**What is needed:**
Retype the listing that follows, word for word.

**Listing:**

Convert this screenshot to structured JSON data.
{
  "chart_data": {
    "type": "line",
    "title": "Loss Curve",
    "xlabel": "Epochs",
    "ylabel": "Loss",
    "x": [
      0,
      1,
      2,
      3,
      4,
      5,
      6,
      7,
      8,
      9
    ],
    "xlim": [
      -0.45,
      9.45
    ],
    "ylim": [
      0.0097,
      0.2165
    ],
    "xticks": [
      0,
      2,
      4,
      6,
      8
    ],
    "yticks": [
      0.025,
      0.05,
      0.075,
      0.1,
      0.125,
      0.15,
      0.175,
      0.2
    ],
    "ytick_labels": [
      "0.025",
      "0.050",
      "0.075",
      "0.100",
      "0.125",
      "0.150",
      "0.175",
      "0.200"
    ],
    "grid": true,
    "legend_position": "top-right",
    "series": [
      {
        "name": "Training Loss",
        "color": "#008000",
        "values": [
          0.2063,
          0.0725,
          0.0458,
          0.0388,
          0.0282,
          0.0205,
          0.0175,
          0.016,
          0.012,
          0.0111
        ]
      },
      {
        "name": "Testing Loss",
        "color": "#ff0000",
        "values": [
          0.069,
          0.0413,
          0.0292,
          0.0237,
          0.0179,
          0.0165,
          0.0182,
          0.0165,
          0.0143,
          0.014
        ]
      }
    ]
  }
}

**Task output:**
Convert this screenshot to structured JSON data.
{
  "chart_data": {
    "type": "line",
    "title": "Loss Curve",
    "xlabel": "Epochs",
    "ylabel": "Loss",
    "x": [
      0,
      1,
      2,
      3,
      4,
      5,
      6,
      7,
      8,
      9
    ],
    "xlim": [
      -0.45,
      9.45
    ],
    "ylim": [
      0.0097,
      0.2165
    ],
    "xticks": [
      0,
      2,
      4,
      6,
      8
    ],
    "yticks": [
      0.025,
      0.05,
      0.075,
      0.1,
      0.125,
      0.15,
      0.175,
      0.2
    ],
    "ytick_labels": [
      "0.025",
      "0.050",
      "0.075",
      "0.100",
      "0.125",
      "0.150",
      "0.175",
      "0.200"
    ],
    "grid": true,
    "legend_position": "top-right",
    "series": [
      {
        "name": "Training Loss",
        "color": "#008000",
        "values": [
          0.2063,
          0.0725,
          0.0458,
          0.0388,
          0.0282,
          0.0205,
          0.0175,
          0.016,
          0.012,
          0.0111
        ]
      },
      {
        "name": "Testing Loss",
        "color": "#ff0000",
        "values": [
          0.069,
          0.0413,
          0.0292,
          0.0237,
          0.0179,
          0.0165,
          0.0182,
          0.0165,
          0.0143,
          0.014
        ]
      }
    ]
  }
}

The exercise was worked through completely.